━━━ Listing ━━━

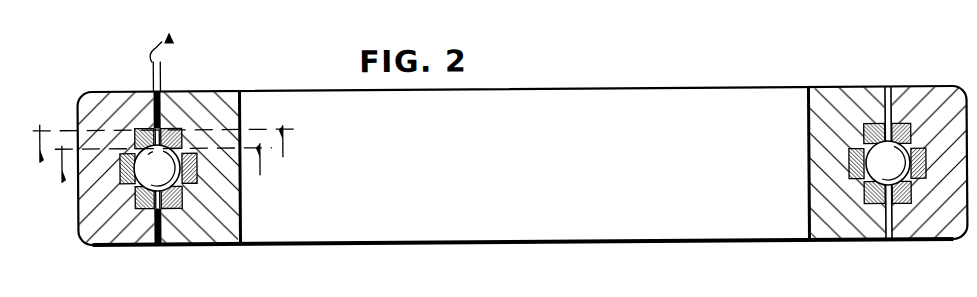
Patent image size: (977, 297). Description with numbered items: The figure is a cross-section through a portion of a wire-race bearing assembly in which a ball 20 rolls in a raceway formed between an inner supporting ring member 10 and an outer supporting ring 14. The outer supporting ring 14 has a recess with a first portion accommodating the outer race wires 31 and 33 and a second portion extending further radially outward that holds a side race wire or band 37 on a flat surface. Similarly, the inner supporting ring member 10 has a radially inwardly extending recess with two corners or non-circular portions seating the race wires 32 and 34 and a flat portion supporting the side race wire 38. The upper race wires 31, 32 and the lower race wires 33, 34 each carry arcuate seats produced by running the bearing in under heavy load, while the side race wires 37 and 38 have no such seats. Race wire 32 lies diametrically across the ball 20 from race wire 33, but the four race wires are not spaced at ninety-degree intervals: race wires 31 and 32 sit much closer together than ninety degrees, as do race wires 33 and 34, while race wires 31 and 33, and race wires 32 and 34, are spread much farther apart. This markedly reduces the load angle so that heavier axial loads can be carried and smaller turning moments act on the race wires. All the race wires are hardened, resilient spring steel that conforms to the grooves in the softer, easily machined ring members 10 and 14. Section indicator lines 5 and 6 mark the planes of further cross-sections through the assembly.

The inner supporting ring member 10 is at (203, 238).
The outer supporting ring 14 is at (124, 238).
The ball 20 is at (522, 165).
The race wire 31 is at (137, 126).
The race wire 32 is at (181, 113).
The race wire 33 is at (140, 207).
The race wire 34 is at (185, 200).
The side race wire 37 is at (120, 168).
The side race wire 38 is at (197, 167).
The section line 5- 5 is at (162, 142).
The section line 6- 6 is at (159, 163).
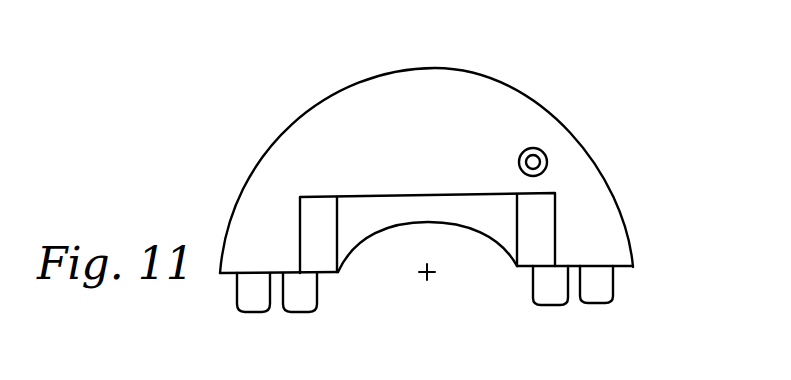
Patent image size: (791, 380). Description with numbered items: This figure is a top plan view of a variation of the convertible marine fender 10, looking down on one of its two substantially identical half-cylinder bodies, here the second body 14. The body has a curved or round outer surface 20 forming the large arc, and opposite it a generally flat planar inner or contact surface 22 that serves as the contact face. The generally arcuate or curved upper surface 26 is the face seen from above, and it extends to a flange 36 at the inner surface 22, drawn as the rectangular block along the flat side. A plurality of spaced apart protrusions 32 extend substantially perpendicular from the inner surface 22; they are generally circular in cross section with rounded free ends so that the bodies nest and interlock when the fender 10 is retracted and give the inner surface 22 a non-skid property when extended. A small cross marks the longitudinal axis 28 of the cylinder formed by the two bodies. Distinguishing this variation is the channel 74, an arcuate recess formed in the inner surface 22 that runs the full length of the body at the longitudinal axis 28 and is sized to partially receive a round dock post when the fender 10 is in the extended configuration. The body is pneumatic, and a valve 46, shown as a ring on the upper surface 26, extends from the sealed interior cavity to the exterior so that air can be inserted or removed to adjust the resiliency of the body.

The convertible marine fender 10 is at (667, 147).
The second body 14 is at (241, 196).
The outer surface 20 is at (513, 83).
The inner surface 22 is at (592, 267).
The upper surface 26 is at (440, 97).
The longitudinal axis 28 is at (430, 277).
The protrusions 32 is at (547, 307).
The flange 36 is at (368, 196).
The valve 46 is at (549, 156).
The channel 74 is at (353, 240).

━━━

Directions for this task
Lay out the records as a two-column CSV with the columns "text" and "answer", starting at the beginning of the records and ending at the line containing "The section line 6- 6 is at (159, 163).". Give one row for each text and its answer, put each in a single quoted field with line breaks turned into spaces, and leave out the pictures.

Solution for this task
text,answer
"Patent image size: (977, 297). Description with numbered items: The figure is a cross-section through a portion of a wire-race bearing assembly in which a ball 20 rolls in a raceway formed between an inner supporting ring member 10 and an outer supporting ring 14. The outer supporting ring 14 has a recess with a first portion accommodating the outer race wires 31 and 33 and a second portion extending further radially outward that holds a side race wire or band 37 on a flat surface. Similarly, the inner supporting ring member 10 has a radially inwardly extending recess with two corners or non-circular portions seating the race wires 32 and 34 and a flat portion supporting the side race wire 38. The upper race wires 31, 32 and the lower race wires 33, 34 each carry arcuate seats produced by running the bearing in under heavy load, while the side race wires 37 and 38 have no such seats. Race wire 32 lies diametrically across the ball 20 from race wire 33, but the four race wires are not spaced at ninety-degree intervals: race wires 31 and 32 sit much closer together than ninety degrees, as do race wires 33 and 34, while race wires 31 and 33, and race wires 32 and 34, are spread much farther apart. This markedly reduces the load angle so that heavier axial loads can be carried and smaller turning moments act on the race wires. All the race wires are hardened, resilient spring steel that conforms to the grooves in the softer, easily machined ring members 10 and 14. Section indicator lines 5 and 6 mark the planes of further cross-sections through the assembly.","The inner supporting ring member 10 is at (203, 238). The outer supporting ring 14 is at (124, 238). The ball 20 is at (522, 165). The race wire 31 is at (137, 126). The race wire 32 is at (181, 113). The race wire 33 is at (140, 207). The race wire 34 is at (185, 200). The side race wire 37 is at (120, 168). The side race wire 38 is at (197, 167). The section line 5- 5 is at (162, 142). The section line 6- 6 is at (159, 163)."